* EXERCISE MATERIALS:
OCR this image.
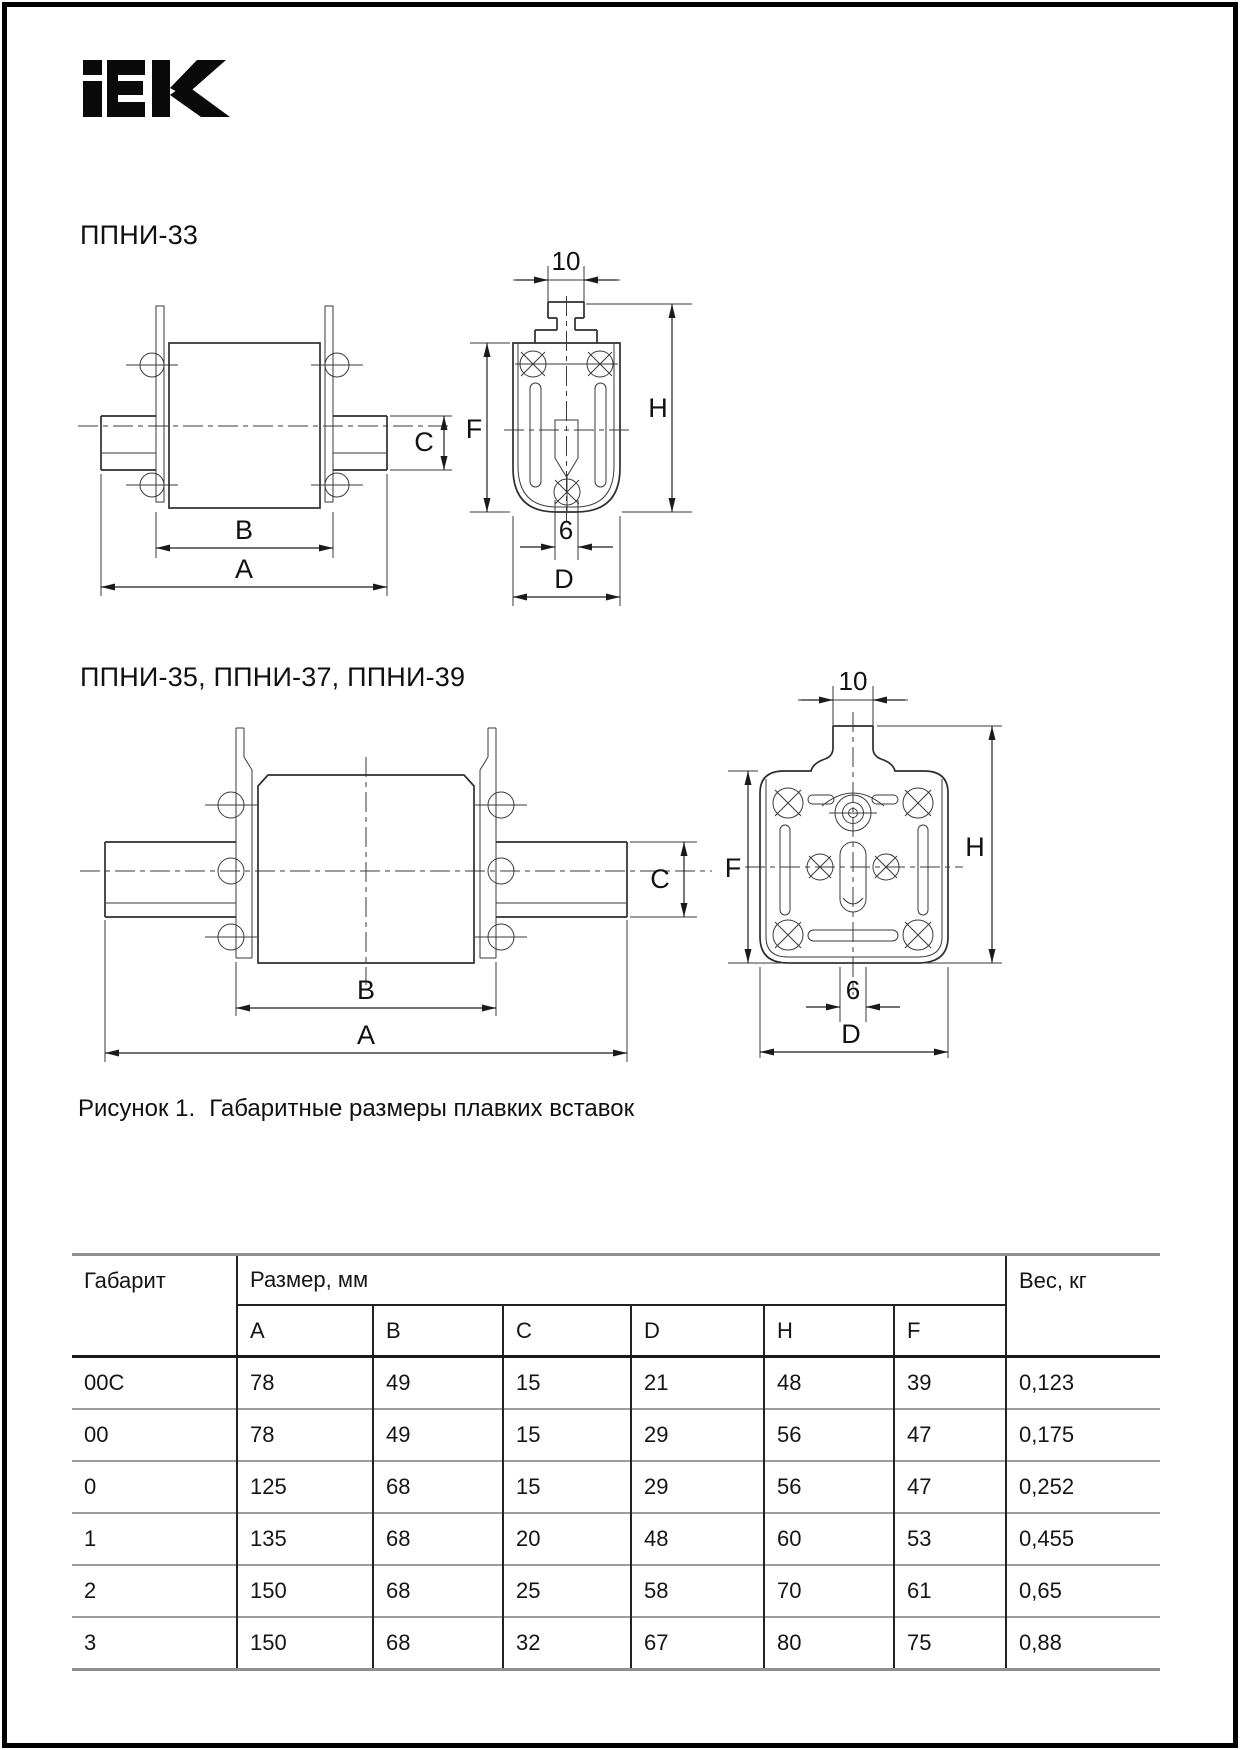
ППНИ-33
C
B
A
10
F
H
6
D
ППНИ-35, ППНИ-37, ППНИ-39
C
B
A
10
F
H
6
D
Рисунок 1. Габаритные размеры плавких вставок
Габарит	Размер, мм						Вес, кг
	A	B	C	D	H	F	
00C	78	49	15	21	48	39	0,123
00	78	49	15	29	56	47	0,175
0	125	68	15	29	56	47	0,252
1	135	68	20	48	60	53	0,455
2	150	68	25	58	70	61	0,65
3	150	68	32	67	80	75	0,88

==

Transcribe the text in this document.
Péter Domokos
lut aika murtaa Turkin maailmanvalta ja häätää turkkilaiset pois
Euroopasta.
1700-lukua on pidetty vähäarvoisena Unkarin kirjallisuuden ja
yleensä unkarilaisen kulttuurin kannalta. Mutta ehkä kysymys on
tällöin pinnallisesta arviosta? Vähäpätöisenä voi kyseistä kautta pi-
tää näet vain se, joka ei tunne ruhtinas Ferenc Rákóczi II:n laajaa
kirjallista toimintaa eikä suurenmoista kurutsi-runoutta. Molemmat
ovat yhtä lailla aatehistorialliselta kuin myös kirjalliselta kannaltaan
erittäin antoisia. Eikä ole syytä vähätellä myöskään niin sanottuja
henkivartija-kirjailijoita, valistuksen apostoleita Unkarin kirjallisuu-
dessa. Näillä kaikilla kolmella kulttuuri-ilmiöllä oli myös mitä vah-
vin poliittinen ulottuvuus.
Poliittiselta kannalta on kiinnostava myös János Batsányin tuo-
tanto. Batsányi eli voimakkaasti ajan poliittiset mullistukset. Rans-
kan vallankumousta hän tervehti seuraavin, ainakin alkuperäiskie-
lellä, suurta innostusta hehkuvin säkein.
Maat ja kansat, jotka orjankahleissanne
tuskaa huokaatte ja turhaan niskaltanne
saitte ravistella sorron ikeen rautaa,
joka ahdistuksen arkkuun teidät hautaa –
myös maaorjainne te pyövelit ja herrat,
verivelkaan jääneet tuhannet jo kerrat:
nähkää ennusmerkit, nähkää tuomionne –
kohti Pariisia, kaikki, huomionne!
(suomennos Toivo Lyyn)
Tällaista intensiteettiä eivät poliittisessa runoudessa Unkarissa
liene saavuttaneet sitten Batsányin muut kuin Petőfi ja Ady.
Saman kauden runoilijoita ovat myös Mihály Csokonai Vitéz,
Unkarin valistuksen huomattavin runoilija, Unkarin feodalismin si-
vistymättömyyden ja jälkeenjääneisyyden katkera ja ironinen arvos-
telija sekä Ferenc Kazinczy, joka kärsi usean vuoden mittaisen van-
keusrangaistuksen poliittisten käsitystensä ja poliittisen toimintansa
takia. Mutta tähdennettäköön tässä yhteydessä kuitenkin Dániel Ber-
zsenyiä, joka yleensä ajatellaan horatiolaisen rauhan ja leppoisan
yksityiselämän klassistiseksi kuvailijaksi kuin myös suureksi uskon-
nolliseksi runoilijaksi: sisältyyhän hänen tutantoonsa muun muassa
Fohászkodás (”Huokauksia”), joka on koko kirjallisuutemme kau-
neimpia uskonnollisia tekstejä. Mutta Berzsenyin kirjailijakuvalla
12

* WHAT YOU ARE ASKED TO DO: Look through the records and gather each line with the word "this".

* FULL ANSWER:
OCR this image.
Transcribe the text in this document.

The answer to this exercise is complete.